-- start Available data --

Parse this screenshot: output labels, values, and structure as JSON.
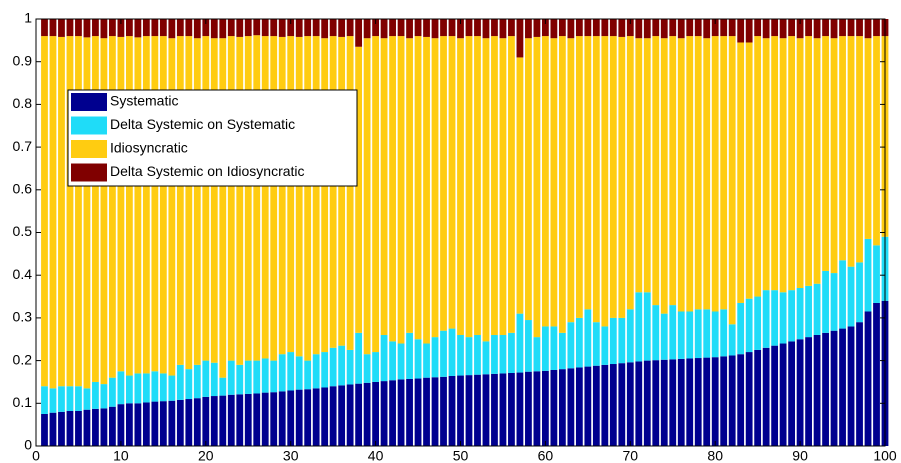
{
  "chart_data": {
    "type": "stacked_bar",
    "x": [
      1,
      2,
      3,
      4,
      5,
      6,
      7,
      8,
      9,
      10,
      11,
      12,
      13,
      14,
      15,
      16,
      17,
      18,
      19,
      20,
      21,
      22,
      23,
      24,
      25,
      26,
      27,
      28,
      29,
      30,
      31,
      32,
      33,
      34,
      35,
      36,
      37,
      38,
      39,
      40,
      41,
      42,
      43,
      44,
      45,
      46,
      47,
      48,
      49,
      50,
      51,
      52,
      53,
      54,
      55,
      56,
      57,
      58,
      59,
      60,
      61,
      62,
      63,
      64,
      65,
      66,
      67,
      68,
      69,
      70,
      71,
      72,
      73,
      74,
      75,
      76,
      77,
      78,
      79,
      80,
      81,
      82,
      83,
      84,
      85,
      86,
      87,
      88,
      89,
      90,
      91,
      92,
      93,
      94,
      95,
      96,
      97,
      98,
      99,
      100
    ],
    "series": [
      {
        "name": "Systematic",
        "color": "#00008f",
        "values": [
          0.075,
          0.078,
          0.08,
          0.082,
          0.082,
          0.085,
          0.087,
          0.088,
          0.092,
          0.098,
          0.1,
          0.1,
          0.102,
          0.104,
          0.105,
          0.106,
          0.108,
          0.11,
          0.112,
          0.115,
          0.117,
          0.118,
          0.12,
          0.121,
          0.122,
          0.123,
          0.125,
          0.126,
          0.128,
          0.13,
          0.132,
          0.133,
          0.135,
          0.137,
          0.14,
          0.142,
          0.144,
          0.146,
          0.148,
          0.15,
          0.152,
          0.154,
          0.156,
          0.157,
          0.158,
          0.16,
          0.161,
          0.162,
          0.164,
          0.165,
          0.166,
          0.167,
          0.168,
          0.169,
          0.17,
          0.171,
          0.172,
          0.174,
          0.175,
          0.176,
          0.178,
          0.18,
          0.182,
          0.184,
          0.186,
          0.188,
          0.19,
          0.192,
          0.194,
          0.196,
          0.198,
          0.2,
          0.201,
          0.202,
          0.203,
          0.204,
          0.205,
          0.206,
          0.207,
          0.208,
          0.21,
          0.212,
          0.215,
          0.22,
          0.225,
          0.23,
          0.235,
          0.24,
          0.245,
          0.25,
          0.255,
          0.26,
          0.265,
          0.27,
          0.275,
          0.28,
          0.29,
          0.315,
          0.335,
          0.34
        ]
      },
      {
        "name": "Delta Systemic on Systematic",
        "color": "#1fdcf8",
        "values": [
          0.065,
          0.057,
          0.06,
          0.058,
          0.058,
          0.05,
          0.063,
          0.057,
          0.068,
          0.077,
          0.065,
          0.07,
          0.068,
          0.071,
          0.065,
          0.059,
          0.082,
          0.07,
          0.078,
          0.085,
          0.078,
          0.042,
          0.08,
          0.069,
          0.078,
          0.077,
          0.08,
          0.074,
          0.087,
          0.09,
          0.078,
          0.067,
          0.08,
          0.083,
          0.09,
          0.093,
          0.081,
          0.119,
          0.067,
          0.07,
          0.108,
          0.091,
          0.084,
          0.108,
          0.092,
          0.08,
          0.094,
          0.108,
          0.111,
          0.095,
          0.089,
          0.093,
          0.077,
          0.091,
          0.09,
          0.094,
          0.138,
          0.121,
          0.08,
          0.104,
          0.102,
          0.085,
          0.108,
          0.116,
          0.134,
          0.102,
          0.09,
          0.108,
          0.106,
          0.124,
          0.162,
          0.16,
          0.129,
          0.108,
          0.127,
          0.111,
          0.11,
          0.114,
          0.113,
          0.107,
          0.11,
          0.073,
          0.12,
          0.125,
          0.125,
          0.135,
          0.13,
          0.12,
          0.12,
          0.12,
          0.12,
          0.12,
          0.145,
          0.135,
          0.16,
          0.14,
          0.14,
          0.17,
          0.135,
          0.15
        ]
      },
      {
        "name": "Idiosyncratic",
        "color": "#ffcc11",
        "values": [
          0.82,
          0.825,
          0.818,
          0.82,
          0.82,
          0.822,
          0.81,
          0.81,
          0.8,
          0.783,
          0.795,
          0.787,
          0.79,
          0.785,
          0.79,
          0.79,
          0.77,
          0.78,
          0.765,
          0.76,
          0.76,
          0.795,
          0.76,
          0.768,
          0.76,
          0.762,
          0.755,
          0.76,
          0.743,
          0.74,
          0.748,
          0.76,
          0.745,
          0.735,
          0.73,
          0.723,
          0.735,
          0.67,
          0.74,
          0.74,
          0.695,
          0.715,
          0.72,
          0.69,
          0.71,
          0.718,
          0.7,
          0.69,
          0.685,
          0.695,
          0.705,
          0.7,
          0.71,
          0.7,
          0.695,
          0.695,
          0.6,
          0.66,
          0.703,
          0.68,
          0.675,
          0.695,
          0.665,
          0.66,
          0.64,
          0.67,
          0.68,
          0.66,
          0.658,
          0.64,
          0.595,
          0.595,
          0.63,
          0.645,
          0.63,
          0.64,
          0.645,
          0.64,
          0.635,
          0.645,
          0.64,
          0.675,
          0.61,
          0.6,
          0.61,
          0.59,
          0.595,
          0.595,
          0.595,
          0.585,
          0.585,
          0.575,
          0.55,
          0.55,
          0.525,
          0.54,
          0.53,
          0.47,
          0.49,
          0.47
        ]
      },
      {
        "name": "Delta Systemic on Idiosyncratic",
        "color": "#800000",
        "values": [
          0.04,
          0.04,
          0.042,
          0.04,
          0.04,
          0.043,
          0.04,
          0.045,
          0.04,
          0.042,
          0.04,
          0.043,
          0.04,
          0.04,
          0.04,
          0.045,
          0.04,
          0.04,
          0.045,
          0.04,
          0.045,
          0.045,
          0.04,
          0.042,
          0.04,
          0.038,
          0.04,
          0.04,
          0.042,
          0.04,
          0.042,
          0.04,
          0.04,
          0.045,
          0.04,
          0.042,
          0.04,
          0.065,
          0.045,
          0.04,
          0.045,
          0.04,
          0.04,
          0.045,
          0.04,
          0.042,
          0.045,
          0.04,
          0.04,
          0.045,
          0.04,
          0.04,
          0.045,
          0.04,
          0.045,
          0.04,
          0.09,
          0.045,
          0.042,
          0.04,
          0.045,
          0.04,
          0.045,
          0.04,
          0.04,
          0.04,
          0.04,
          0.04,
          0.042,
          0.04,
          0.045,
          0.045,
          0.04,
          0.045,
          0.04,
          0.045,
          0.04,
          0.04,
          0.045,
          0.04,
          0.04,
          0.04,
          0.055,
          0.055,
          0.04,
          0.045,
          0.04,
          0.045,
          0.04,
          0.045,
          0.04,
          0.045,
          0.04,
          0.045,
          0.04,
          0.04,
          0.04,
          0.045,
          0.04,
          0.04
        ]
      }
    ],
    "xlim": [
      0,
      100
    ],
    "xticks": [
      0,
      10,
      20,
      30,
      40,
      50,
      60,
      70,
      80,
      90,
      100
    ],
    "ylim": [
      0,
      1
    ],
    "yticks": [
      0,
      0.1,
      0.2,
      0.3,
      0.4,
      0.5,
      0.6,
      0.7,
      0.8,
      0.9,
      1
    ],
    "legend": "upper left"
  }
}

-- end Available data --

Set problem →
Word for word, quote the full listing, omitting every picture.

Exercise response →
Parse this screenshot: output labels, values, and structure as JSON.
{
  "chart_data": {
    "type": "stacked_bar",
    "x": [
      1,
      2,
      3,
      4,
      5,
      6,
      7,
      8,
      9,
      10,
      11,
      12,
      13,
      14,
      15,
      16,
      17,
      18,
      19,
      20,
      21,
      22,
      23,
      24,
      25,
      26,
      27,
      28,
      29,
      30,
      31,
      32,
      33,
      34,
      35,
      36,
      37,
      38,
      39,
      40,
      41,
      42,
      43,
      44,
      45,
      46,
      47,
      48,
      49,
      50,
      51,
      52,
      53,
      54,
      55,
      56,
      57,
      58,
      59,
      60,
      61,
      62,
      63,
      64,
      65,
      66,
      67,
      68,
      69,
      70,
      71,
      72,
      73,
      74,
      75,
      76,
      77,
      78,
      79,
      80,
      81,
      82,
      83,
      84,
      85,
      86,
      87,
      88,
      89,
      90,
      91,
      92,
      93,
      94,
      95,
      96,
      97,
      98,
      99,
      100
    ],
    "series": [
      {
        "name": "Systematic",
        "color": "#00008f",
        "values": [
          0.075,
          0.078,
          0.08,
          0.082,
          0.082,
          0.085,
          0.087,
          0.088,
          0.092,
          0.098,
          0.1,
          0.1,
          0.102,
          0.104,
          0.105,
          0.106,
          0.108,
          0.11,
          0.112,
          0.115,
          0.117,
          0.118,
          0.12,
          0.121,
          0.122,
          0.123,
          0.125,
          0.126,
          0.128,
          0.13,
          0.132,
          0.133,
          0.135,
          0.137,
          0.14,
          0.142,
          0.144,
          0.146,
          0.148,
          0.15,
          0.152,
          0.154,
          0.156,
          0.157,
          0.158,
          0.16,
          0.161,
          0.162,
          0.164,
          0.165,
          0.166,
          0.167,
          0.168,
          0.169,
          0.17,
          0.171,
          0.172,
          0.174,
          0.175,
          0.176,
          0.178,
          0.18,
          0.182,
          0.184,
          0.186,
          0.188,
          0.19,
          0.192,
          0.194,
          0.196,
          0.198,
          0.2,
          0.201,
          0.202,
          0.203,
          0.204,
          0.205,
          0.206,
          0.207,
          0.208,
          0.21,
          0.212,
          0.215,
          0.22,
          0.225,
          0.23,
          0.235,
          0.24,
          0.245,
          0.25,
          0.255,
          0.26,
          0.265,
          0.27,
          0.275,
          0.28,
          0.29,
          0.315,
          0.335,
          0.34
        ]
      },
      {
        "name": "Delta Systemic on Systematic",
        "color": "#1fdcf8",
        "values": [
          0.065,
          0.057,
          0.06,
          0.058,
          0.058,
          0.05,
          0.063,
          0.057,
          0.068,
          0.077,
          0.065,
          0.07,
          0.068,
          0.071,
          0.065,
          0.059,
          0.082,
          0.07,
          0.078,
          0.085,
          0.078,
          0.042,
          0.08,
          0.069,
          0.078,
          0.077,
          0.08,
          0.074,
          0.087,
          0.09,
          0.078,
          0.067,
          0.08,
          0.083,
          0.09,
          0.093,
          0.081,
          0.119,
          0.067,
          0.07,
          0.108,
          0.091,
          0.084,
          0.108,
          0.092,
          0.08,
          0.094,
          0.108,
          0.111,
          0.095,
          0.089,
          0.093,
          0.077,
          0.091,
          0.09,
          0.094,
          0.138,
          0.121,
          0.08,
          0.104,
          0.102,
          0.085,
          0.108,
          0.116,
          0.134,
          0.102,
          0.09,
          0.108,
          0.106,
          0.124,
          0.162,
          0.16,
          0.129,
          0.108,
          0.127,
          0.111,
          0.11,
          0.114,
          0.113,
          0.107,
          0.11,
          0.073,
          0.12,
          0.125,
          0.125,
          0.135,
          0.13,
          0.12,
          0.12,
          0.12,
          0.12,
          0.12,
          0.145,
          0.135,
          0.16,
          0.14,
          0.14,
          0.17,
          0.135,
          0.15
        ]
      },
      {
        "name": "Idiosyncratic",
        "color": "#ffcc11",
        "values": [
          0.82,
          0.825,
          0.818,
          0.82,
          0.82,
          0.822,
          0.81,
          0.81,
          0.8,
          0.783,
          0.795,
          0.787,
          0.79,
          0.785,
          0.79,
          0.79,
          0.77,
          0.78,
          0.765,
          0.76,
          0.76,
          0.795,
          0.76,
          0.768,
          0.76,
          0.762,
          0.755,
          0.76,
          0.743,
          0.74,
          0.748,
          0.76,
          0.745,
          0.735,
          0.73,
          0.723,
          0.735,
          0.67,
          0.74,
          0.74,
          0.695,
          0.715,
          0.72,
          0.69,
          0.71,
          0.718,
          0.7,
          0.69,
          0.685,
          0.695,
          0.705,
          0.7,
          0.71,
          0.7,
          0.695,
          0.695,
          0.6,
          0.66,
          0.703,
          0.68,
          0.675,
          0.695,
          0.665,
          0.66,
          0.64,
          0.67,
          0.68,
          0.66,
          0.658,
          0.64,
          0.595,
          0.595,
          0.63,
          0.645,
          0.63,
          0.64,
          0.645,
          0.64,
          0.635,
          0.645,
          0.64,
          0.675,
          0.61,
          0.6,
          0.61,
          0.59,
          0.595,
          0.595,
          0.595,
          0.585,
          0.585,
          0.575,
          0.55,
          0.55,
          0.525,
          0.54,
          0.53,
          0.47,
          0.49,
          0.47
        ]
      },
      {
        "name": "Delta Systemic on Idiosyncratic",
        "color": "#800000",
        "values": [
          0.04,
          0.04,
          0.042,
          0.04,
          0.04,
          0.043,
          0.04,
          0.045,
          0.04,
          0.042,
          0.04,
          0.043,
          0.04,
          0.04,
          0.04,
          0.045,
          0.04,
          0.04,
          0.045,
          0.04,
          0.045,
          0.045,
          0.04,
          0.042,
          0.04,
          0.038,
          0.04,
          0.04,
          0.042,
          0.04,
          0.042,
          0.04,
          0.04,
          0.045,
          0.04,
          0.042,
          0.04,
          0.065,
          0.045,
          0.04,
          0.045,
          0.04,
          0.04,
          0.045,
          0.04,
          0.042,
          0.045,
          0.04,
          0.04,
          0.045,
          0.04,
          0.04,
          0.045,
          0.04,
          0.045,
          0.04,
          0.09,
          0.045,
          0.042,
          0.04,
          0.045,
          0.04,
          0.045,
          0.04,
          0.04,
          0.04,
          0.04,
          0.04,
          0.042,
          0.04,
          0.045,
          0.045,
          0.04,
          0.045,
          0.04,
          0.045,
          0.04,
          0.04,
          0.045,
          0.04,
          0.04,
          0.04,
          0.055,
          0.055,
          0.04,
          0.045,
          0.04,
          0.045,
          0.04,
          0.045,
          0.04,
          0.045,
          0.04,
          0.045,
          0.04,
          0.04,
          0.04,
          0.045,
          0.04,
          0.04
        ]
      }
    ],
    "xlim": [
      0,
      100
    ],
    "xticks": [
      0,
      10,
      20,
      30,
      40,
      50,
      60,
      70,
      80,
      90,
      100
    ],
    "ylim": [
      0,
      1
    ],
    "yticks": [
      0,
      0.1,
      0.2,
      0.3,
      0.4,
      0.5,
      0.6,
      0.7,
      0.8,
      0.9,
      1
    ],
    "legend": "upper left"
  }
}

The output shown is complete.